Items from a figure collection:
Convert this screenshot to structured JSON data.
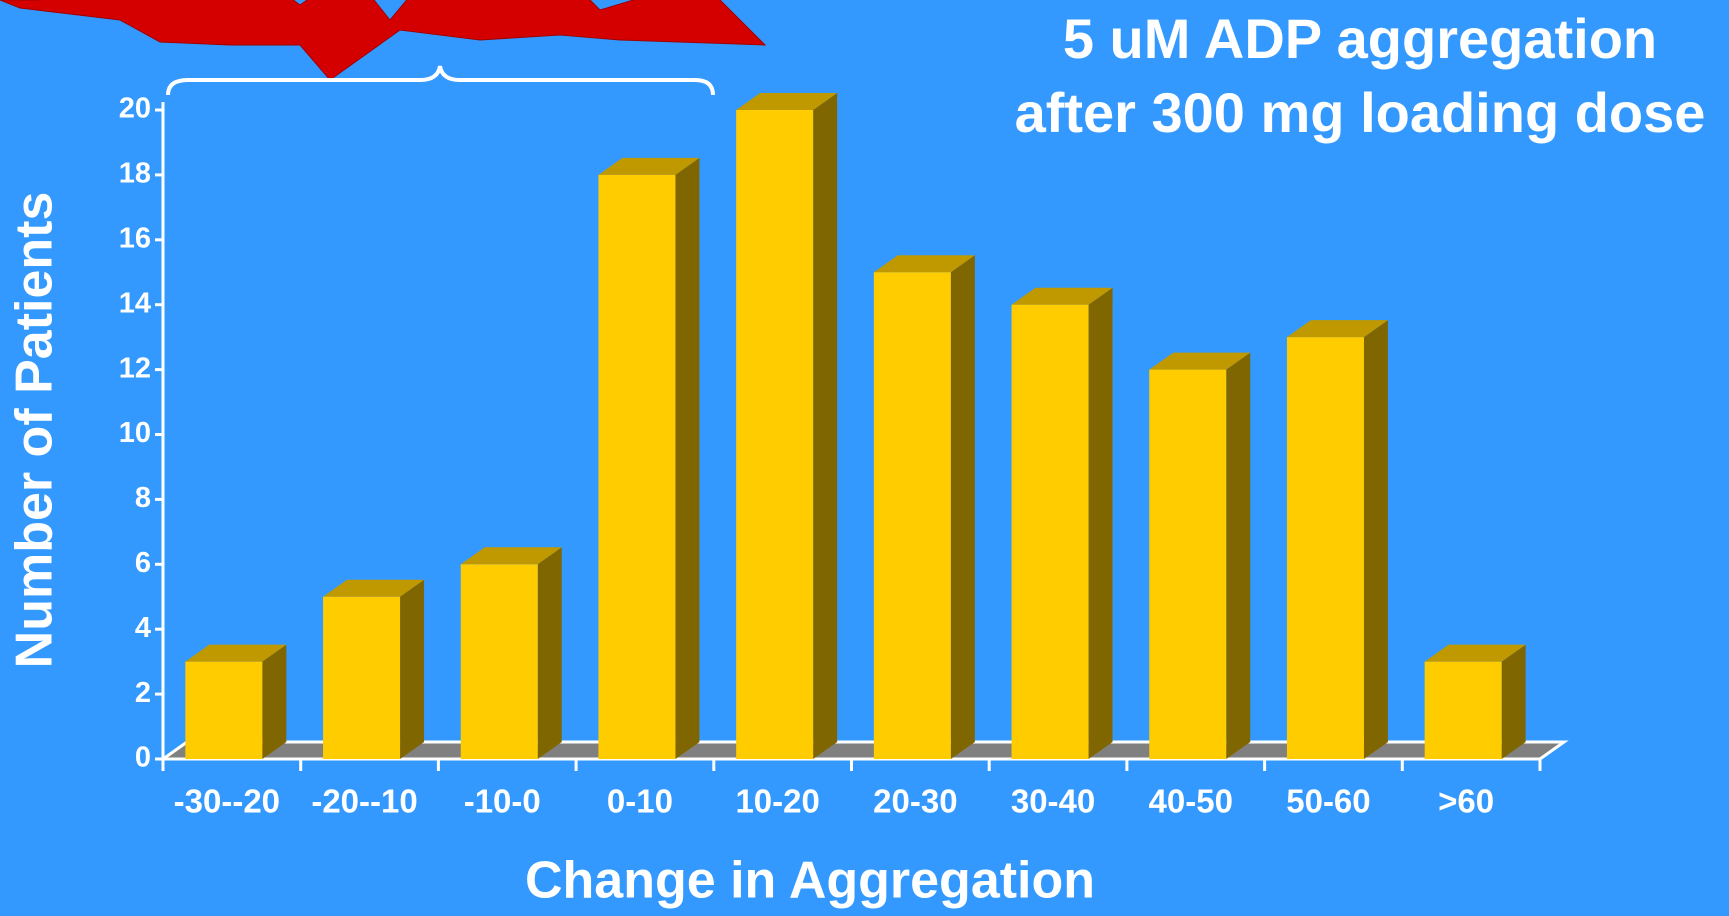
{
  "chart_data": {
    "type": "bar3d",
    "title": "5 uM ADP aggregation after 300 mg loading dose",
    "x_label": "Change in Aggregation",
    "y_label": "Number of Patients",
    "categories": [
      "-30--20",
      "-20--10",
      "-10-0",
      "0-10",
      "10-20",
      "20-30",
      "30-40",
      "40-50",
      "50-60",
      ">60"
    ],
    "values": [
      3,
      5,
      6,
      18,
      20,
      15,
      14,
      12,
      13,
      3
    ],
    "color": "#ffcc00",
    "ylim": [
      0,
      20
    ],
    "yticks": [
      0,
      2,
      4,
      6,
      8,
      10,
      12,
      14,
      16,
      18,
      20
    ]
  }
}
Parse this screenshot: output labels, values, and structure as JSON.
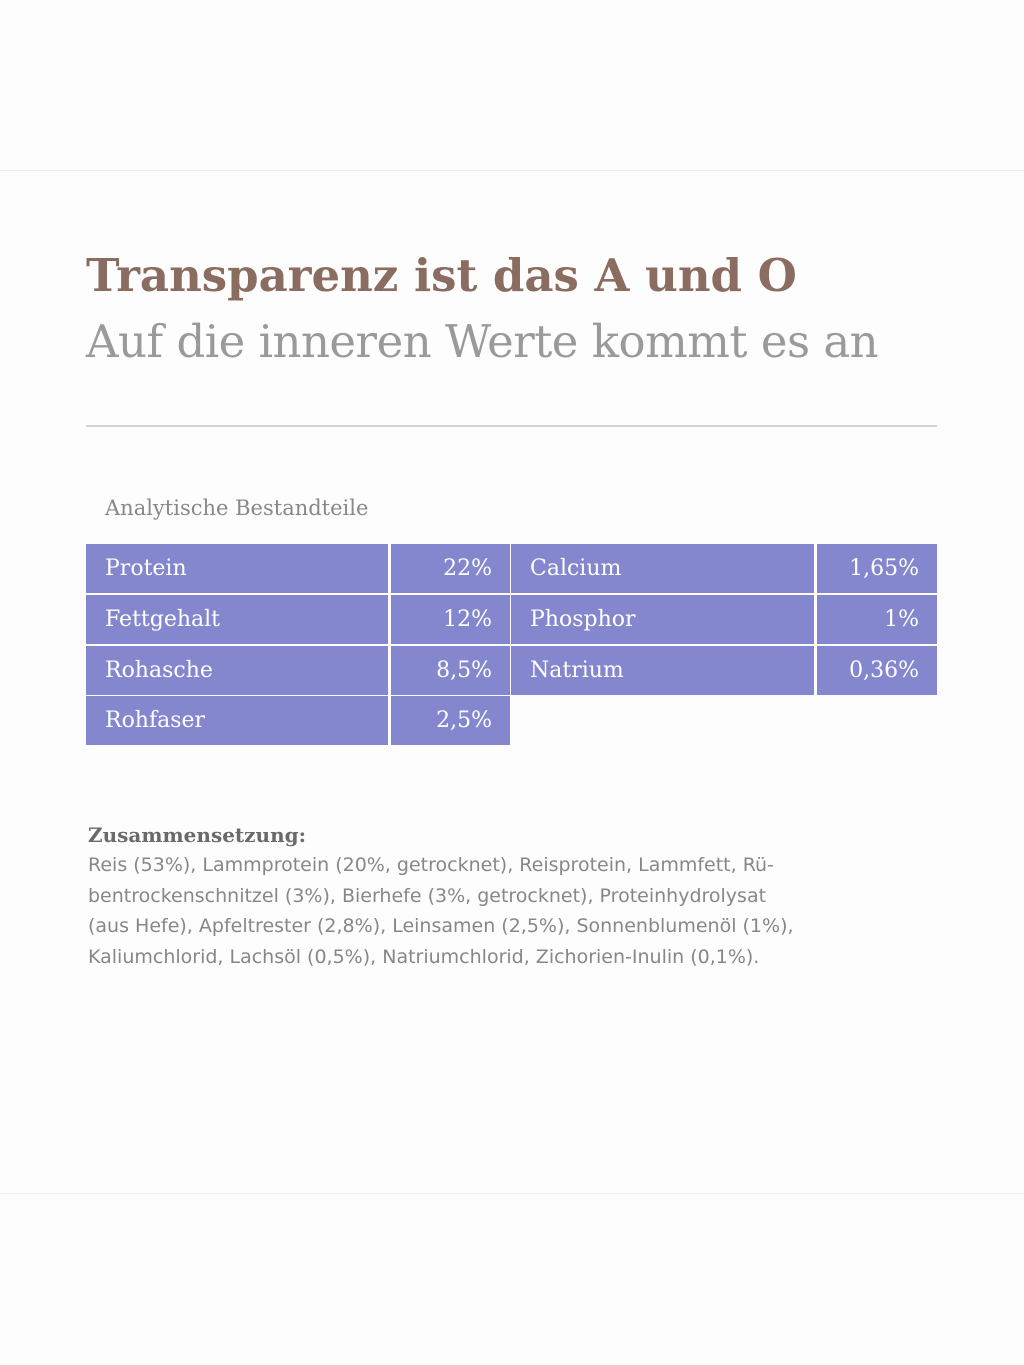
{
  "header": {
    "title": "Transparenz ist das A und O",
    "subtitle": "Auf die inneren Werte kommt es an"
  },
  "colors": {
    "title": "#8a6c60",
    "subtitle": "#9a9a9a",
    "table_background": "#8487cd",
    "table_text": "#ffffff",
    "body_text": "#878787"
  },
  "analysis": {
    "caption": "Analytische Bestandteile",
    "left": [
      {
        "label": "Protein",
        "value": "22%"
      },
      {
        "label": "Fettgehalt",
        "value": "12%"
      },
      {
        "label": "Rohasche",
        "value": "8,5%"
      },
      {
        "label": "Rohfaser",
        "value": "2,5%"
      }
    ],
    "right": [
      {
        "label": "Calcium",
        "value": "1,65%"
      },
      {
        "label": "Phosphor",
        "value": "1%"
      },
      {
        "label": "Natrium",
        "value": "0,36%"
      }
    ]
  },
  "composition": {
    "heading": "Zusammensetzung:",
    "lines": [
      "Reis (53%), Lammprotein (20%, getrocknet), Reisprotein, Lammfett, Rü-",
      "bentrockenschnitzel (3%), Bierhefe (3%, getrocknet), Proteinhydrolysat",
      "(aus Hefe), Apfeltrester (2,8%), Leinsamen (2,5%), Sonnenblumenöl (1%),",
      "Kaliumchlorid, Lachsöl (0,5%), Natriumchlorid, Zichorien-Inulin (0,1%)."
    ]
  }
}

• **Problem requirements**
All records above must be output exactly as they stand, excluding pictures.

• **Solution below**
Convert this screenshot to structured JSON data.
{
  "chart_data": {
    "type": "bar3d",
    "title": "5 uM ADP aggregation after 300 mg loading dose",
    "x_label": "Change in Aggregation",
    "y_label": "Number of Patients",
    "categories": [
      "-30--20",
      "-20--10",
      "-10-0",
      "0-10",
      "10-20",
      "20-30",
      "30-40",
      "40-50",
      "50-60",
      ">60"
    ],
    "values": [
      3,
      5,
      6,
      18,
      20,
      15,
      14,
      12,
      13,
      3
    ],
    "color": "#ffcc00",
    "ylim": [
      0,
      20
    ],
    "yticks": [
      0,
      2,
      4,
      6,
      8,
      10,
      12,
      14,
      16,
      18,
      20
    ]
  }
}
Parse this screenshot: output labels, values, and structure as JSON.
{
  "header": {
    "title": "Transparenz ist das A und O",
    "subtitle": "Auf die inneren Werte kommt es an"
  },
  "colors": {
    "title": "#8a6c60",
    "subtitle": "#9a9a9a",
    "table_background": "#8487cd",
    "table_text": "#ffffff",
    "body_text": "#878787"
  },
  "analysis": {
    "caption": "Analytische Bestandteile",
    "left": [
      {
        "label": "Protein",
        "value": "22%"
      },
      {
        "label": "Fettgehalt",
        "value": "12%"
      },
      {
        "label": "Rohasche",
        "value": "8,5%"
      },
      {
        "label": "Rohfaser",
        "value": "2,5%"
      }
    ],
    "right": [
      {
        "label": "Calcium",
        "value": "1,65%"
      },
      {
        "label": "Phosphor",
        "value": "1%"
      },
      {
        "label": "Natrium",
        "value": "0,36%"
      }
    ]
  },
  "composition": {
    "heading": "Zusammensetzung:",
    "lines": [
      "Reis (53%), Lammprotein (20%, getrocknet), Reisprotein, Lammfett, Rü-",
      "bentrockenschnitzel (3%), Bierhefe (3%, getrocknet), Proteinhydrolysat",
      "(aus Hefe), Apfeltrester (2,8%), Leinsamen (2,5%), Sonnenblumenöl (1%),",
      "Kaliumchlorid, Lachsöl (0,5%), Natriumchlorid, Zichorien-Inulin (0,1%)."
    ]
  }
}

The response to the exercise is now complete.